**TO DO:** Retype the whole listing, please, keeping every line exact and dropping the pictures.

%%

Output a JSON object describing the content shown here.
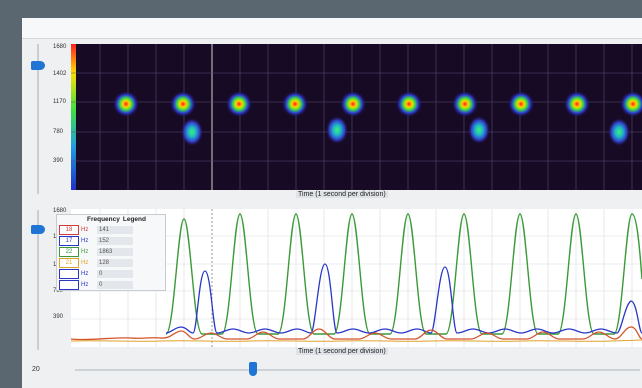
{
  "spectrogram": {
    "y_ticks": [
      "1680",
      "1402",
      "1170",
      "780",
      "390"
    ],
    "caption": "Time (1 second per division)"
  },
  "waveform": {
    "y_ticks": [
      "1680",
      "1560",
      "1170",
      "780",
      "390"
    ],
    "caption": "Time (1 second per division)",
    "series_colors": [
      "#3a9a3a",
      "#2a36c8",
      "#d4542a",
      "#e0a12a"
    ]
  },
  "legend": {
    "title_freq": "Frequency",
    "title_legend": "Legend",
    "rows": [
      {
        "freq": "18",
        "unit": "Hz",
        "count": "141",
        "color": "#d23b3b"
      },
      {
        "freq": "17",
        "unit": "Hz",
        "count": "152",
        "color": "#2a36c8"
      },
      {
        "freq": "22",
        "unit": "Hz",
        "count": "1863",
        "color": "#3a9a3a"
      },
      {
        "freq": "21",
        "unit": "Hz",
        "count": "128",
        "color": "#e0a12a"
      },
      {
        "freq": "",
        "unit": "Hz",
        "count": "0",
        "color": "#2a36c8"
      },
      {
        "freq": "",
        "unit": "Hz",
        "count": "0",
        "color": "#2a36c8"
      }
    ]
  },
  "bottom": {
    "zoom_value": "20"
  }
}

%%

**OUTPUT FOR THIS EXERCISE:**
Output a JSON object describing the content shown here.
{
  "spectrogram": {
    "y_ticks": [
      "1680",
      "1402",
      "1170",
      "780",
      "390"
    ],
    "caption": "Time (1 second per division)"
  },
  "waveform": {
    "y_ticks": [
      "1680",
      "1560",
      "1170",
      "780",
      "390"
    ],
    "caption": "Time (1 second per division)",
    "series_colors": [
      "#3a9a3a",
      "#2a36c8",
      "#d4542a",
      "#e0a12a"
    ]
  },
  "legend": {
    "title_freq": "Frequency",
    "title_legend": "Legend",
    "rows": [
      {
        "freq": "18",
        "unit": "Hz",
        "count": "141",
        "color": "#d23b3b"
      },
      {
        "freq": "17",
        "unit": "Hz",
        "count": "152",
        "color": "#2a36c8"
      },
      {
        "freq": "22",
        "unit": "Hz",
        "count": "1863",
        "color": "#3a9a3a"
      },
      {
        "freq": "21",
        "unit": "Hz",
        "count": "128",
        "color": "#e0a12a"
      },
      {
        "freq": "",
        "unit": "Hz",
        "count": "0",
        "color": "#2a36c8"
      },
      {
        "freq": "",
        "unit": "Hz",
        "count": "0",
        "color": "#2a36c8"
      }
    ]
  },
  "bottom": {
    "zoom_value": "20"
  }
}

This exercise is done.